Stated goal -
Reading down the listing below, count the lines where the word "التوقيع" shows up, then give only that count.

Collection entries -
=======

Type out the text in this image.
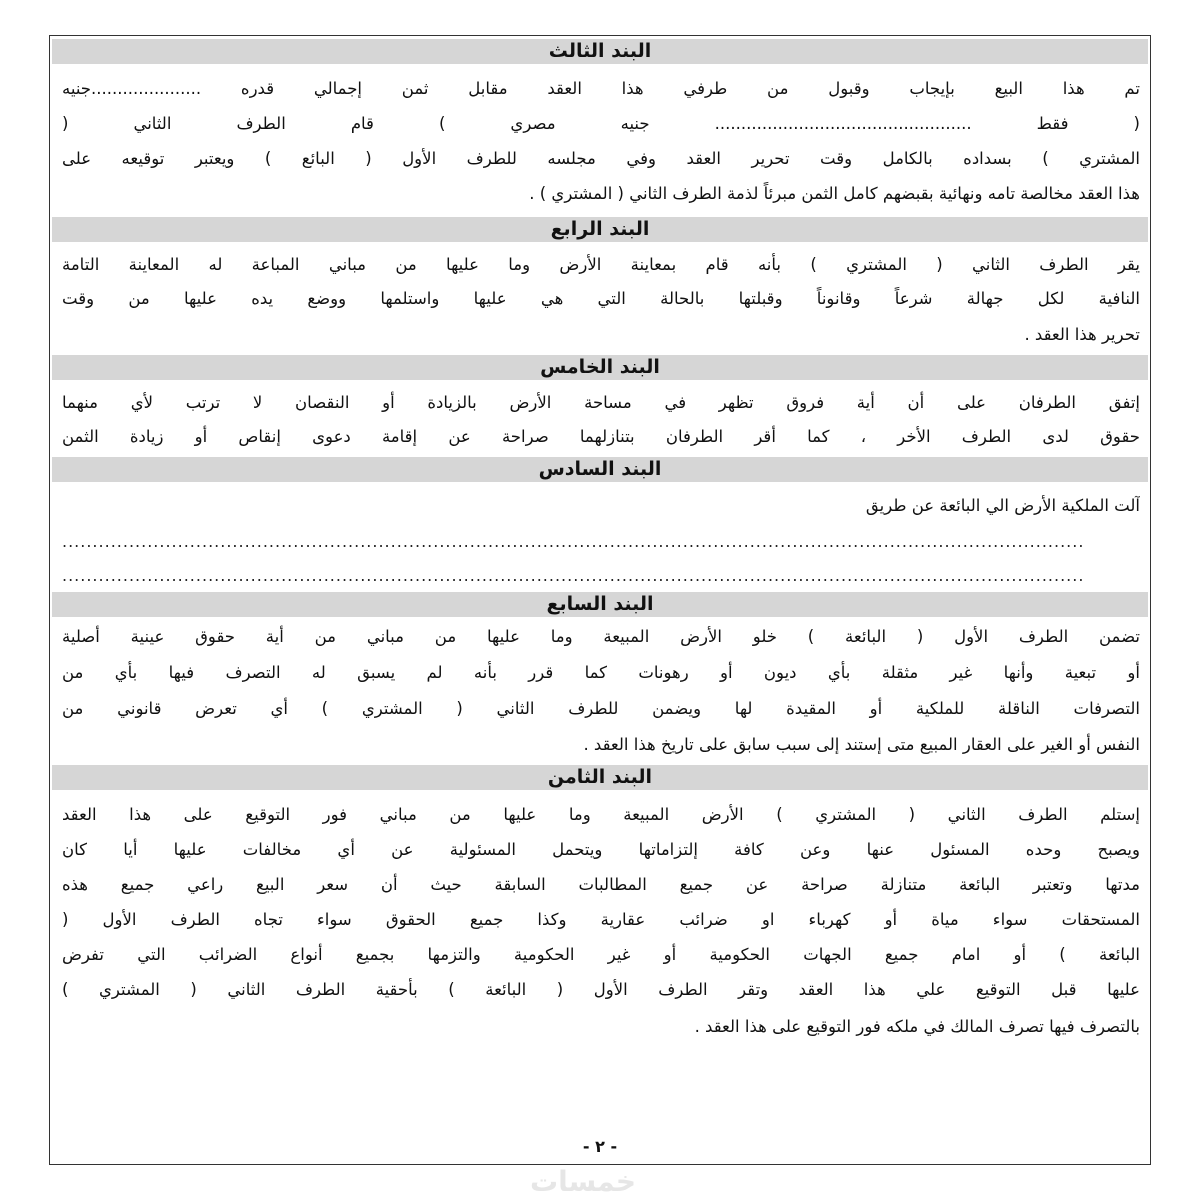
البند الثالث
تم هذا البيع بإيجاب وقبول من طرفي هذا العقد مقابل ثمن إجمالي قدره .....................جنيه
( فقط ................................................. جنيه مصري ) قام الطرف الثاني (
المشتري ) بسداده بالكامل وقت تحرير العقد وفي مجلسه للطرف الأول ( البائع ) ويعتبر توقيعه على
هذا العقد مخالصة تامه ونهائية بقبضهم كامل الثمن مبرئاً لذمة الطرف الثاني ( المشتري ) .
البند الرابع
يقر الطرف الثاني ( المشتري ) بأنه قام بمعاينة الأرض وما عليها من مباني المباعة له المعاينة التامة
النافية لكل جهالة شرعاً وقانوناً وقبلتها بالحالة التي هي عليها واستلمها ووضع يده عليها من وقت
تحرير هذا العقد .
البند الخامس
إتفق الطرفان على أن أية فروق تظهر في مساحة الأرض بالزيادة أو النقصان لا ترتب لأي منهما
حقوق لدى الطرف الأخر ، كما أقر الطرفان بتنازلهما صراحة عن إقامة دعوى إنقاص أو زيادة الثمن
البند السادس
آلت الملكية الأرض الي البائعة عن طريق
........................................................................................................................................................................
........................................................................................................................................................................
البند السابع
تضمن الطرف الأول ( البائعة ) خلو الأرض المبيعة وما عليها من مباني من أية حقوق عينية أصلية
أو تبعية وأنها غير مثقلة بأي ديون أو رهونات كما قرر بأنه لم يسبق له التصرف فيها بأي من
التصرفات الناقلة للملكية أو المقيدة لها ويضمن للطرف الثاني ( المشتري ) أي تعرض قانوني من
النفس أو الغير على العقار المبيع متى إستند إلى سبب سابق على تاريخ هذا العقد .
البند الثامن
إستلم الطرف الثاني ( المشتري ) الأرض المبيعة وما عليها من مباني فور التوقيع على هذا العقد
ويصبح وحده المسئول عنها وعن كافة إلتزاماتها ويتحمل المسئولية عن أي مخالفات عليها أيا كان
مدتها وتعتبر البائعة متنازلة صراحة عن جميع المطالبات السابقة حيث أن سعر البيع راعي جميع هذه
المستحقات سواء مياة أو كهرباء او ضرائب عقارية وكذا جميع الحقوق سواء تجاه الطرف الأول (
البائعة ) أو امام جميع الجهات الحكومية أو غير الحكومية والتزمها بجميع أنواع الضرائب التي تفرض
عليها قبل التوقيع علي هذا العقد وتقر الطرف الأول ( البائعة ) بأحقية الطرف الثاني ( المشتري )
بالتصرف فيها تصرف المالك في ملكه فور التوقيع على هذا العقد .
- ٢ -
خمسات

=======

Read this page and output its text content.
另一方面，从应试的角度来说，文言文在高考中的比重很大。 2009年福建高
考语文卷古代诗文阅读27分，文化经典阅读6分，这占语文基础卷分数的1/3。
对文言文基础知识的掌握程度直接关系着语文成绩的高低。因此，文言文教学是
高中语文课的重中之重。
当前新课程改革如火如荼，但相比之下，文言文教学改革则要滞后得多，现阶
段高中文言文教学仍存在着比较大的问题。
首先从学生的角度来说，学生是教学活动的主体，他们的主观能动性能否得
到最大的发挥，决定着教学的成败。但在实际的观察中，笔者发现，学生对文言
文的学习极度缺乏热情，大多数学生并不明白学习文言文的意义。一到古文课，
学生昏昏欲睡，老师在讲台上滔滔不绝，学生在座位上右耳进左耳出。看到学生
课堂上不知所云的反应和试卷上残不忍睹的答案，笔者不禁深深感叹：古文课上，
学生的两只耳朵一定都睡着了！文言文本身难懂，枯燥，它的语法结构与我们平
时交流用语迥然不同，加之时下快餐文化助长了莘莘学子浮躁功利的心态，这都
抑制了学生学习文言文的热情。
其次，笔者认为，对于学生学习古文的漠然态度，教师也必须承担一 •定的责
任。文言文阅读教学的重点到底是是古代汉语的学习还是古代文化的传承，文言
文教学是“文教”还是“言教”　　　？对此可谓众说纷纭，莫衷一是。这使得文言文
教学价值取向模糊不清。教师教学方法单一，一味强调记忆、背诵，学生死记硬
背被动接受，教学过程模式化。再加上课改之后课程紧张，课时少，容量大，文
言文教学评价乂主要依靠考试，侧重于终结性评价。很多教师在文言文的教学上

=======

Exercise output -
3